:: Task details ::
Return the count of lines with the string "может" in them, and nothing else.

§

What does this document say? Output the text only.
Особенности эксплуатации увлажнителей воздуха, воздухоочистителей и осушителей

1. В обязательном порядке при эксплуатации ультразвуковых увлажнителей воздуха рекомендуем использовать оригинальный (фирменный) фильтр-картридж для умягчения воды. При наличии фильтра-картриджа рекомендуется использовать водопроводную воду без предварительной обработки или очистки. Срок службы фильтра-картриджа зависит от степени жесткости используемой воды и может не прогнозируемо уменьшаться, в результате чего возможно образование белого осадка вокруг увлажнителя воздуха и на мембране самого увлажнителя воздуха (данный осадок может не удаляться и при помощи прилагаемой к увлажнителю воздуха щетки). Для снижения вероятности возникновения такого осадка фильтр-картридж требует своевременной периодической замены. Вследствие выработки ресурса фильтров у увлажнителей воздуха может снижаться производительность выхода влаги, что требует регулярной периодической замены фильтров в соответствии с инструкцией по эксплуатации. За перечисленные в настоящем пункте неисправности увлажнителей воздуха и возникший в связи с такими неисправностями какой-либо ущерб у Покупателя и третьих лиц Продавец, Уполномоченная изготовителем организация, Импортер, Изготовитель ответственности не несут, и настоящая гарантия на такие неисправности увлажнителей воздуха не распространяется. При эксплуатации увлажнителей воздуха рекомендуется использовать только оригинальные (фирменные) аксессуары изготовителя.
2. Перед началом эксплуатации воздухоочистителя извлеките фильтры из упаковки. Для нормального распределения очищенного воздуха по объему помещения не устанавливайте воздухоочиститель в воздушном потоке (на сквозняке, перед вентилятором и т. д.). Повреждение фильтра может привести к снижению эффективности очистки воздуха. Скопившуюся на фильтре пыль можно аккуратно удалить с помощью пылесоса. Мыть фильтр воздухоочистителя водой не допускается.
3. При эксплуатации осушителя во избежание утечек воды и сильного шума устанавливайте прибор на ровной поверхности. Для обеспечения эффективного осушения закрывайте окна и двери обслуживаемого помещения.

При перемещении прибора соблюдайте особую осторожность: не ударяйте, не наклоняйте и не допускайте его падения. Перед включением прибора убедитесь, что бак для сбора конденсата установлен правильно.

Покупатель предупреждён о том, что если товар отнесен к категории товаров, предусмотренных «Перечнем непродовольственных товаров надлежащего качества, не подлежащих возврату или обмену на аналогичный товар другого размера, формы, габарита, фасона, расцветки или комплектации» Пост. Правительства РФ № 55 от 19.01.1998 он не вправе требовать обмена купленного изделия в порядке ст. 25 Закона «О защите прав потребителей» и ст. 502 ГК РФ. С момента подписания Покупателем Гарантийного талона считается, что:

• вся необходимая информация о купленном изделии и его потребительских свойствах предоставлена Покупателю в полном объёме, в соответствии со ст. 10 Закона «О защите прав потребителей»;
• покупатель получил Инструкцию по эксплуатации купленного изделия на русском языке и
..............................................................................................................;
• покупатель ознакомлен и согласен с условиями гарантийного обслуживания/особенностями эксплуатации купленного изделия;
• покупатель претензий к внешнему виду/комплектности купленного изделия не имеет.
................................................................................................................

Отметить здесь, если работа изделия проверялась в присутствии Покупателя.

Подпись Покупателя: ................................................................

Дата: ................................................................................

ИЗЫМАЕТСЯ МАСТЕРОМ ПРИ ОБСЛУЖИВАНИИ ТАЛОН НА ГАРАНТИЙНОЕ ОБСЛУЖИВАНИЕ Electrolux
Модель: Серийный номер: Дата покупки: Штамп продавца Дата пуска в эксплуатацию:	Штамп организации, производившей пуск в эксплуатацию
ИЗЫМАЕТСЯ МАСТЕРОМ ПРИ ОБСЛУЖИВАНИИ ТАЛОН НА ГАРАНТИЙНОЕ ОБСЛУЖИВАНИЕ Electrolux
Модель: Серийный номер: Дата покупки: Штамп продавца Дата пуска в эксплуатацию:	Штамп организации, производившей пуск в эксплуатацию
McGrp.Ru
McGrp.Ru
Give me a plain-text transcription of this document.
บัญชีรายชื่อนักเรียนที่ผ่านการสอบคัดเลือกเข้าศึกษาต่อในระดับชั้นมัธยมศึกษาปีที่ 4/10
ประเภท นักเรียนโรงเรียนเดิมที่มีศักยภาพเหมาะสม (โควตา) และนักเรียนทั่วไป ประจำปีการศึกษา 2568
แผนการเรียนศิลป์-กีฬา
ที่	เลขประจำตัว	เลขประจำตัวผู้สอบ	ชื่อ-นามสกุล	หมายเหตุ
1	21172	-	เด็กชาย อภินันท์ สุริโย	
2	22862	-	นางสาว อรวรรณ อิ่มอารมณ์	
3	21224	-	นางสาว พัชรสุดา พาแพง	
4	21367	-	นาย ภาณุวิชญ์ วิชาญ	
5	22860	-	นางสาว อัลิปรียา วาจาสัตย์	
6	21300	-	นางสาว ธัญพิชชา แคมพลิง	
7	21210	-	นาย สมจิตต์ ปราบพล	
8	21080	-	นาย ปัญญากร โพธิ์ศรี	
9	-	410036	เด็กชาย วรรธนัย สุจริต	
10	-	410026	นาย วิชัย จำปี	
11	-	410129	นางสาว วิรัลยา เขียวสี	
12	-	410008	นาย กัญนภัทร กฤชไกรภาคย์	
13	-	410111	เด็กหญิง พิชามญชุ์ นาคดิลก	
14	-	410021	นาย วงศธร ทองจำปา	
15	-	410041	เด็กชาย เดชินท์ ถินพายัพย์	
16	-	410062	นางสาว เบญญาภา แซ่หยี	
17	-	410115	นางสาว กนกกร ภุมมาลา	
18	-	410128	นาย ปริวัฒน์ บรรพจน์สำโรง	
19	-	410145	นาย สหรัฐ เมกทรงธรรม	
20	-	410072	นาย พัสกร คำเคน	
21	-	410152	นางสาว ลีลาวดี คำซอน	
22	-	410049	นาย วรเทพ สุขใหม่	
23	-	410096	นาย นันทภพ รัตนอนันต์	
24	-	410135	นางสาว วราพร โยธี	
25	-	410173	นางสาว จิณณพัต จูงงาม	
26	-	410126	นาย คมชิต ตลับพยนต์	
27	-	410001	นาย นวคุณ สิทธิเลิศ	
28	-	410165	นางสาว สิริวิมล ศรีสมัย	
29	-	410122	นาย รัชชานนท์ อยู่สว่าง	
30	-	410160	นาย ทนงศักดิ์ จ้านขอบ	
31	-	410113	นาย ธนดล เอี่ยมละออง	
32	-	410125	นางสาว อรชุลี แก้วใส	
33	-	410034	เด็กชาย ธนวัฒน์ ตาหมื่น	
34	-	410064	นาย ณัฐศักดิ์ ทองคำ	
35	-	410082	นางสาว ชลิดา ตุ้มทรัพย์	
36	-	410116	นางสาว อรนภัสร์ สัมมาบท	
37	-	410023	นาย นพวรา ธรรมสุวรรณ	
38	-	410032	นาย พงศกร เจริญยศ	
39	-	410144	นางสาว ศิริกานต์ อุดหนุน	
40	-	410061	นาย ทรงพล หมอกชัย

§

:: Solution for this task ::
2